*Stated problem*
Which lines contain the string "color"? Please list every one of them.

*Material*
>>>

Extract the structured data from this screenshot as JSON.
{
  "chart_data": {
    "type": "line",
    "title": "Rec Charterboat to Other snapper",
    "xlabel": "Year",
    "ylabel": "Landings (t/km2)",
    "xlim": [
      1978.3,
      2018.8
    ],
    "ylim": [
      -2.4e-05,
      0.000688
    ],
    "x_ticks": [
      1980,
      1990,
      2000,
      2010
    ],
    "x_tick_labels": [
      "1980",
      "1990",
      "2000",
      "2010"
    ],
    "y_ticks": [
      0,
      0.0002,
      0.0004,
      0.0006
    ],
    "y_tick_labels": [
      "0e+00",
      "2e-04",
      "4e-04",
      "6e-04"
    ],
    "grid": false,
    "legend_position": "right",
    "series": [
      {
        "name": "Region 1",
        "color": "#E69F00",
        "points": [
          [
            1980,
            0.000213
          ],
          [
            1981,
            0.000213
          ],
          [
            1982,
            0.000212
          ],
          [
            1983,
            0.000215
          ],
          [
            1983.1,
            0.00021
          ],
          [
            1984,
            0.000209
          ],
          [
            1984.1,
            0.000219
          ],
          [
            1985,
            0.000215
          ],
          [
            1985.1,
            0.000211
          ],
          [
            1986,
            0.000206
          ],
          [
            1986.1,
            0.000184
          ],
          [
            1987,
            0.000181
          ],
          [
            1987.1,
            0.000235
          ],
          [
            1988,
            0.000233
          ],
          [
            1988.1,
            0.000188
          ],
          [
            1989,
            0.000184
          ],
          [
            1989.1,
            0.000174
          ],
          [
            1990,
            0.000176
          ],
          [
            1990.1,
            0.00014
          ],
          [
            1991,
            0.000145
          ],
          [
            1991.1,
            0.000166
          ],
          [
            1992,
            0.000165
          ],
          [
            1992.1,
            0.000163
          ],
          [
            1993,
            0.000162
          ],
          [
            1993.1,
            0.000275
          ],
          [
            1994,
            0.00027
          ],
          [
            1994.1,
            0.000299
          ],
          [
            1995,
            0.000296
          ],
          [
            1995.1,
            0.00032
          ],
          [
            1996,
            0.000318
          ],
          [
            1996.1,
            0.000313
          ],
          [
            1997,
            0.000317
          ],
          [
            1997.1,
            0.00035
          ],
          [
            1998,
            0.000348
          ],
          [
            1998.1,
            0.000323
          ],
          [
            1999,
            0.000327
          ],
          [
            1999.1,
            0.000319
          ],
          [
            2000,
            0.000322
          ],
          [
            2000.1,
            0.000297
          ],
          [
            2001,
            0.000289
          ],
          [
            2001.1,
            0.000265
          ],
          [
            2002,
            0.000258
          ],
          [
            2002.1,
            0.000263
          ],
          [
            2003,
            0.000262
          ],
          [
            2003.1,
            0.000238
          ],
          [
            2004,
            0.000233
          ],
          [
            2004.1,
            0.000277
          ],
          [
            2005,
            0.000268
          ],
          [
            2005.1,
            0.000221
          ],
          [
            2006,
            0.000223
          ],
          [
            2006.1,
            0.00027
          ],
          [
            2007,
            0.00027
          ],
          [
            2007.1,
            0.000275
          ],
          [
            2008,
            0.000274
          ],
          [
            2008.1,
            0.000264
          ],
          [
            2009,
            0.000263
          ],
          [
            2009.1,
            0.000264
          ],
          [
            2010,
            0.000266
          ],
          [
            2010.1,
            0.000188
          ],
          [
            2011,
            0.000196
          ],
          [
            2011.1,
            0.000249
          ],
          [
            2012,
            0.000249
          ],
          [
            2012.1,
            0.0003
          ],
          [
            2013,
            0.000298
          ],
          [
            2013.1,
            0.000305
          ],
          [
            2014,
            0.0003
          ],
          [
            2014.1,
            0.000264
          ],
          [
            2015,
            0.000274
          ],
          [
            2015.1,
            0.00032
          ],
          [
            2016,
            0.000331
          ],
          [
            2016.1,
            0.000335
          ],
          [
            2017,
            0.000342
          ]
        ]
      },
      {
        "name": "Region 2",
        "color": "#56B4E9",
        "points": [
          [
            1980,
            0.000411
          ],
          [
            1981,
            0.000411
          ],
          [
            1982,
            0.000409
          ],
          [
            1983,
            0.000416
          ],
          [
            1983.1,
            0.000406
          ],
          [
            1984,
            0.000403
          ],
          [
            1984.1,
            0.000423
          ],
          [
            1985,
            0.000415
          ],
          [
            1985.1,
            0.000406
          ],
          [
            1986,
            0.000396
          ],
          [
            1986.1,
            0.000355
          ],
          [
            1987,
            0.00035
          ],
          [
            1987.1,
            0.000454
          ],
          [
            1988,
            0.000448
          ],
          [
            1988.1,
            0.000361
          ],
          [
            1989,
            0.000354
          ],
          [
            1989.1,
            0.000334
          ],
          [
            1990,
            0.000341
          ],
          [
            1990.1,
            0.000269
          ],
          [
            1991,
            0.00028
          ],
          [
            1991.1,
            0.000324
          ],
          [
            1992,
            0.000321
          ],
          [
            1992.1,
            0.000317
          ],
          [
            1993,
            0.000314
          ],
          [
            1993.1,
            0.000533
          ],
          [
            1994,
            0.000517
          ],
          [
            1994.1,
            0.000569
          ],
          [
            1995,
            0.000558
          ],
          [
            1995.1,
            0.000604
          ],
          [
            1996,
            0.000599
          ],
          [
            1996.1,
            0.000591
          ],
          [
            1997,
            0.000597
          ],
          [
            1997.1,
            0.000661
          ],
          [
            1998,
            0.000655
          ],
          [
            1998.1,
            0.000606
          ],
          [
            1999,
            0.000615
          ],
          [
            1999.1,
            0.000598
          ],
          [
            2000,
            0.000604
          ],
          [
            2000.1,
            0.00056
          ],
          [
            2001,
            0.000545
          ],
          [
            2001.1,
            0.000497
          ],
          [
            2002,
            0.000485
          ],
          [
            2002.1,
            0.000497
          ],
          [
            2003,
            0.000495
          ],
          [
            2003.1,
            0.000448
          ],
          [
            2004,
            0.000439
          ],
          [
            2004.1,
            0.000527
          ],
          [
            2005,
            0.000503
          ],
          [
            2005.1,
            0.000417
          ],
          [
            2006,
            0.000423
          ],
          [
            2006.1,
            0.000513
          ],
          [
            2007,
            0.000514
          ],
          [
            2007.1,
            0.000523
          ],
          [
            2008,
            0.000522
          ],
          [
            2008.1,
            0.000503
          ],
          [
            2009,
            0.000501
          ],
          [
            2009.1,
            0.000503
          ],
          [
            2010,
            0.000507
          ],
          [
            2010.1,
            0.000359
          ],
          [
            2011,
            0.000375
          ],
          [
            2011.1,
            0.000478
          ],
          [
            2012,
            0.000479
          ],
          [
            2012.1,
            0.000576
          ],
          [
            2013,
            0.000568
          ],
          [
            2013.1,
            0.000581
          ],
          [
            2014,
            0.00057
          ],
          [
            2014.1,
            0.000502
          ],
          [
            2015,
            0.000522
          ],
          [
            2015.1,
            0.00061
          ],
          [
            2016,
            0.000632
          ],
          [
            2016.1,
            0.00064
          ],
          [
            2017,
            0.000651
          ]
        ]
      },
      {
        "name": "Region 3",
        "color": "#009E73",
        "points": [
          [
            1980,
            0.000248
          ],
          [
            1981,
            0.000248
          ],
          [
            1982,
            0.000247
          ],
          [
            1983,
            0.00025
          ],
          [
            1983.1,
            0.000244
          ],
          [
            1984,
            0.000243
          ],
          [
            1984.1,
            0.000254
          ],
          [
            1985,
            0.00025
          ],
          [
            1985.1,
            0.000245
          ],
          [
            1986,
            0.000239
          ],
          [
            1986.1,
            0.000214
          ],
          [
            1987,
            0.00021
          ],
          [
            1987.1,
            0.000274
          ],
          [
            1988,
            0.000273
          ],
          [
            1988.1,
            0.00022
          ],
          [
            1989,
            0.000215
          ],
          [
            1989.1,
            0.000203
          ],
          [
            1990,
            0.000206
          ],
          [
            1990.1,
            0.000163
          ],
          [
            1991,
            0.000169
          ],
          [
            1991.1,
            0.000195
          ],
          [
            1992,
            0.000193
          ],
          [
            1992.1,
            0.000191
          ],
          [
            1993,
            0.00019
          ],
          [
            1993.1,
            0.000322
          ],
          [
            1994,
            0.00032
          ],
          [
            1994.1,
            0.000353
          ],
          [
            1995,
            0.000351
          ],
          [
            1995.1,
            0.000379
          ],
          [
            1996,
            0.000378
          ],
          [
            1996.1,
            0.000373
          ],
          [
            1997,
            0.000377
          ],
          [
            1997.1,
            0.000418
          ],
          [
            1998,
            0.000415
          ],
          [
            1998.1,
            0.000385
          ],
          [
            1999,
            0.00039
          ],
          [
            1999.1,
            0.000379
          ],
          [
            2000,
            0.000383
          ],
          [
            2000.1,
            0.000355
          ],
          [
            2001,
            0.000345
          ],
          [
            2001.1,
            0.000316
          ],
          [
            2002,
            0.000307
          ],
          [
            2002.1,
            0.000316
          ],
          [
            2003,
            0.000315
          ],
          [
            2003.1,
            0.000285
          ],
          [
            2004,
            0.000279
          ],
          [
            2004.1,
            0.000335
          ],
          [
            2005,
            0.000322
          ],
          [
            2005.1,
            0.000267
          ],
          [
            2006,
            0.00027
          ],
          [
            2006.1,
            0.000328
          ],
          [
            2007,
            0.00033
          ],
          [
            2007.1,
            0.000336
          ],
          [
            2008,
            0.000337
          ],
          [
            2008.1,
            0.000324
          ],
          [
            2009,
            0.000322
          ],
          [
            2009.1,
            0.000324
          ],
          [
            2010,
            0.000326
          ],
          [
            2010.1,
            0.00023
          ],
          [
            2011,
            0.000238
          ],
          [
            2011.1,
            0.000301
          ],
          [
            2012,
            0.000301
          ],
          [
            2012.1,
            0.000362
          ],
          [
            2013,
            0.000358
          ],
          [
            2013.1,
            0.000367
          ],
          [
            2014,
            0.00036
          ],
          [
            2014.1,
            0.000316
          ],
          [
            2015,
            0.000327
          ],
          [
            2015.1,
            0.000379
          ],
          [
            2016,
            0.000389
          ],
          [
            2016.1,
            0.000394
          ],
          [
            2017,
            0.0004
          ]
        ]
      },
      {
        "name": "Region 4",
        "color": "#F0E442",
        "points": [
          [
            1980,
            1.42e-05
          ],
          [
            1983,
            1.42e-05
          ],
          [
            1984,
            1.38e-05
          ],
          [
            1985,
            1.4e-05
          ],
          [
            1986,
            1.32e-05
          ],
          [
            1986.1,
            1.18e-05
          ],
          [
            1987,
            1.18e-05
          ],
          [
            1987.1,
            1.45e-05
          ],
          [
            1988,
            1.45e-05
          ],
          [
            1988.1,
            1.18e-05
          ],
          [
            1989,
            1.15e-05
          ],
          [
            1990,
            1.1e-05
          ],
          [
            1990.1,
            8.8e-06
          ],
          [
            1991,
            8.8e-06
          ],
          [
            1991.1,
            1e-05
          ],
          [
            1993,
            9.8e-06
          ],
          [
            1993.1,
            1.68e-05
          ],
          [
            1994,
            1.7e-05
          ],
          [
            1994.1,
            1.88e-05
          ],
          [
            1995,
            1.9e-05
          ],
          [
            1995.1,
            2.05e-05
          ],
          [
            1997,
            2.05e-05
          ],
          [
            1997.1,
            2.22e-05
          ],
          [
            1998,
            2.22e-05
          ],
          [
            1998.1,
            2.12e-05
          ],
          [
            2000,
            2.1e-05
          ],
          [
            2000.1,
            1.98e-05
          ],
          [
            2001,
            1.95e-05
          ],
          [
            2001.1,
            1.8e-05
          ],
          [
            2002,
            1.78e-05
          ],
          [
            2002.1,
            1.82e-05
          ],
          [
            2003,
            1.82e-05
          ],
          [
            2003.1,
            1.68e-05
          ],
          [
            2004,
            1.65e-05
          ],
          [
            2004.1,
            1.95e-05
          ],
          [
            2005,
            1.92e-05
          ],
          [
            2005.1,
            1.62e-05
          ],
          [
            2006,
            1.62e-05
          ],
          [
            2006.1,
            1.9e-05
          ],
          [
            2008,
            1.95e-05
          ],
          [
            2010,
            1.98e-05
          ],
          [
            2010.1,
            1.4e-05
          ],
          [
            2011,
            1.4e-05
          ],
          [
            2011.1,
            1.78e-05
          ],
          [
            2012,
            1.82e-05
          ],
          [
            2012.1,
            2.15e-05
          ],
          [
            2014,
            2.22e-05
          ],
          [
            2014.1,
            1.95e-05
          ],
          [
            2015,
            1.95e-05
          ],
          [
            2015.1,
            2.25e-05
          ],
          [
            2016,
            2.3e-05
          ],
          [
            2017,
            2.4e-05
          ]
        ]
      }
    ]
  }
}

<<<

*Problem solution*
        "color": "#E69F00",
        "color": "#56B4E9",
        "color": "#009E73",
        "color": "#F0E442",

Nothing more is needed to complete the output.